Problem to work on - Identify every line containing the word "header" and reproduce each one.

Material for this task -
....

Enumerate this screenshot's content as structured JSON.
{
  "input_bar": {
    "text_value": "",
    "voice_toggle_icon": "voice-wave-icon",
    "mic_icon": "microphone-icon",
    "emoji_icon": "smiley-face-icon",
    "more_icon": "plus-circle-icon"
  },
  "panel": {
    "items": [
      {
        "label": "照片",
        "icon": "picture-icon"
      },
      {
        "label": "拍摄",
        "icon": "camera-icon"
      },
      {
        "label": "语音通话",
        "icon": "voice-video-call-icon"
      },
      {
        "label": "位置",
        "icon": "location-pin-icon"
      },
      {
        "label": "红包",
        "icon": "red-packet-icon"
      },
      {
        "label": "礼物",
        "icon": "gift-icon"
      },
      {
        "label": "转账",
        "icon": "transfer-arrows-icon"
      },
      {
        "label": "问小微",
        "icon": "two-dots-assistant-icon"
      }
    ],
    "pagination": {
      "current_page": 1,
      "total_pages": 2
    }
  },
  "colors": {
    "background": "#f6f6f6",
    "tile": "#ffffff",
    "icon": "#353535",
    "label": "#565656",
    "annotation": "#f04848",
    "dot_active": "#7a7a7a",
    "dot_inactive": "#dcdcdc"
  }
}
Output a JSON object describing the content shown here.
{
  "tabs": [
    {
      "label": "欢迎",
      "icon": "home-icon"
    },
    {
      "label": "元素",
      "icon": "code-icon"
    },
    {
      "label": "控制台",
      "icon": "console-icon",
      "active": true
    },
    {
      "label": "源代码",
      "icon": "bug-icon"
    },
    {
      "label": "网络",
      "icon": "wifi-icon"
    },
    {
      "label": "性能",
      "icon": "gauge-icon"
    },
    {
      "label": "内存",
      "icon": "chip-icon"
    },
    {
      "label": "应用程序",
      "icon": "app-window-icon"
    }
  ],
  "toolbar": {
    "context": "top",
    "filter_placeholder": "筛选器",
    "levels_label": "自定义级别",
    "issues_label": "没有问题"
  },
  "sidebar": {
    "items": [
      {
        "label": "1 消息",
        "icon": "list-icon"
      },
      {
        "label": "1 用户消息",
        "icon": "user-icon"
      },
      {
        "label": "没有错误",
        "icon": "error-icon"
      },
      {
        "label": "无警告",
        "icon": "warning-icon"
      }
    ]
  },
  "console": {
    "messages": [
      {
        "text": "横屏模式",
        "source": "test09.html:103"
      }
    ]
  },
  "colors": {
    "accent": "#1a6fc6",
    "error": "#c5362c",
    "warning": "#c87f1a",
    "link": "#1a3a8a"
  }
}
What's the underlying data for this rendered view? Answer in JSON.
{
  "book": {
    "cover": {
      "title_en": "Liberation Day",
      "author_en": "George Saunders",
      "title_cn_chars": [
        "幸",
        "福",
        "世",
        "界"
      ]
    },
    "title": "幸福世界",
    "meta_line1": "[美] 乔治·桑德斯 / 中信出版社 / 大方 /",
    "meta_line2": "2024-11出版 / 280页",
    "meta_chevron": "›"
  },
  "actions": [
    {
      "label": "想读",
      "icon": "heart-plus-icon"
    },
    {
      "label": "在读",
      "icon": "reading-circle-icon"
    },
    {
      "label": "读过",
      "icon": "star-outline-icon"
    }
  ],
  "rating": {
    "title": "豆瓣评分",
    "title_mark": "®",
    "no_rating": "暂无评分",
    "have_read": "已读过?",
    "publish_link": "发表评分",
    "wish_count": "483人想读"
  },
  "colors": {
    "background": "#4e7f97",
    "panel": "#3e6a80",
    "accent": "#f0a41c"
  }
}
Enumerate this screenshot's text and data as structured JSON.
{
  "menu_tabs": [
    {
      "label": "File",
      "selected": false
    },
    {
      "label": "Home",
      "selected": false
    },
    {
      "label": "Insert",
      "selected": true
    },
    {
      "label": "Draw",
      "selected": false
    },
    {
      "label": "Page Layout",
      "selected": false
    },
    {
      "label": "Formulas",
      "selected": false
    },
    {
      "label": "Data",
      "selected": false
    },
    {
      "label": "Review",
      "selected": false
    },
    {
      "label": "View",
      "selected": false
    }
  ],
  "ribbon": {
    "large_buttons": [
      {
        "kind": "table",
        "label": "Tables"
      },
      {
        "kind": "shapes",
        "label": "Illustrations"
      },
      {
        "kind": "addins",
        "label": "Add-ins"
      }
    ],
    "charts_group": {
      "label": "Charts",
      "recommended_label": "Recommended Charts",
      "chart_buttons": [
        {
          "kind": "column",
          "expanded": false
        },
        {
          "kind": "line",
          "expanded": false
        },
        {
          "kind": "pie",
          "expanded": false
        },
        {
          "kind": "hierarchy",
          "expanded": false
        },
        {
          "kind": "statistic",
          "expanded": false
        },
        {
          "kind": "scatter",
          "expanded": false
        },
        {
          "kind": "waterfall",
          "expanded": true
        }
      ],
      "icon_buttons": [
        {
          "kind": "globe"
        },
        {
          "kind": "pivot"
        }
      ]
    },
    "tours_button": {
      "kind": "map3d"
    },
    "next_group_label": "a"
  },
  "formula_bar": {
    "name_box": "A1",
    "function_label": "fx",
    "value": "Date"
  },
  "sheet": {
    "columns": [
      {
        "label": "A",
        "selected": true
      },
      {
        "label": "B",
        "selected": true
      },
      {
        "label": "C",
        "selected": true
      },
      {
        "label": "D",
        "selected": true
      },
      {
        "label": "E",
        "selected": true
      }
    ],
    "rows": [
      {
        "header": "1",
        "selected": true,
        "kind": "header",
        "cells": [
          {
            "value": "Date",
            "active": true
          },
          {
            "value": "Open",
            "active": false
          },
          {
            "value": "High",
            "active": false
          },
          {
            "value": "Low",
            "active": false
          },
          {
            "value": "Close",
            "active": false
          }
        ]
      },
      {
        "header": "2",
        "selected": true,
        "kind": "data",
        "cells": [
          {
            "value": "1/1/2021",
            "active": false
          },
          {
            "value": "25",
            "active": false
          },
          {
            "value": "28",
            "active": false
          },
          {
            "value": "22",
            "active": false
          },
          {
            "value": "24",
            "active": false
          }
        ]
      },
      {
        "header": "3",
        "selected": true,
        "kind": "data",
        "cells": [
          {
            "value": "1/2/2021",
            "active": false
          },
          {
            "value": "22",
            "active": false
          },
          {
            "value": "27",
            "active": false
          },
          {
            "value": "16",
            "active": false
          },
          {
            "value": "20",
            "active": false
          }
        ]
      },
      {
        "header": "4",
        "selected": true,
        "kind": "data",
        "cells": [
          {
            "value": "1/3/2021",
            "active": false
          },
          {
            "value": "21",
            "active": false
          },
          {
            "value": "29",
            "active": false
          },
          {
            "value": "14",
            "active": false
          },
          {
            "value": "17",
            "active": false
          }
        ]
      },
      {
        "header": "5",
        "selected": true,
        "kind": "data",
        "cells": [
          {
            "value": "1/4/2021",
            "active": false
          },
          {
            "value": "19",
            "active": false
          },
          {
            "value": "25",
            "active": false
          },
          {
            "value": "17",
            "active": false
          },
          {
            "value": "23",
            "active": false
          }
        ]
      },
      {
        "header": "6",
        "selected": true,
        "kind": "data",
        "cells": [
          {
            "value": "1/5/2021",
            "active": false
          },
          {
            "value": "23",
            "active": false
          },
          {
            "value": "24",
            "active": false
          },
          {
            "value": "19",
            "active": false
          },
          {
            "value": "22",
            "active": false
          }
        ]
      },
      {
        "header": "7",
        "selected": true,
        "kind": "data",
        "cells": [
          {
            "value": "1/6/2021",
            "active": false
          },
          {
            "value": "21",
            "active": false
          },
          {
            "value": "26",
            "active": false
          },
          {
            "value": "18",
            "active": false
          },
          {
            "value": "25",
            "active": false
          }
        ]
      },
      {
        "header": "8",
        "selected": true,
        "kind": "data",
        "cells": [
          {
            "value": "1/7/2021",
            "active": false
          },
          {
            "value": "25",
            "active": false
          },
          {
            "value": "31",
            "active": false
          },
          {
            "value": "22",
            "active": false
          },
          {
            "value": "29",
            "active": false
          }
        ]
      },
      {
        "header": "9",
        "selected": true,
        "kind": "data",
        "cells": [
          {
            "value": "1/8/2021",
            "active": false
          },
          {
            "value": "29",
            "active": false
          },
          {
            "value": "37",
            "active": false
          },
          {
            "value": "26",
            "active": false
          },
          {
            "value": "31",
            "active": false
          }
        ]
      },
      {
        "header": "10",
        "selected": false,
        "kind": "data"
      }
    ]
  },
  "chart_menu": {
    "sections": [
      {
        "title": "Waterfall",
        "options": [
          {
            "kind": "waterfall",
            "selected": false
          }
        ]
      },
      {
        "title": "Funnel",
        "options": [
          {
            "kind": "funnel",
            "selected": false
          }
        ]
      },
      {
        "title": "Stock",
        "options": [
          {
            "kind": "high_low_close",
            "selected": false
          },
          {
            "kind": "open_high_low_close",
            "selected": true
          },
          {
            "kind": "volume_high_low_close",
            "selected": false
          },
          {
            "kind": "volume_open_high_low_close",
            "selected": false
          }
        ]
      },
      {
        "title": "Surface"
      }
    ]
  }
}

....

Output for this task -
        "header": "1",
        "kind": "header",
        "header": "2",
        "header": "3",
        "header": "4",
        "header": "5",
        "header": "6",
        "header": "7",
        "header": "8",
        "header": "9",
        "header": "10",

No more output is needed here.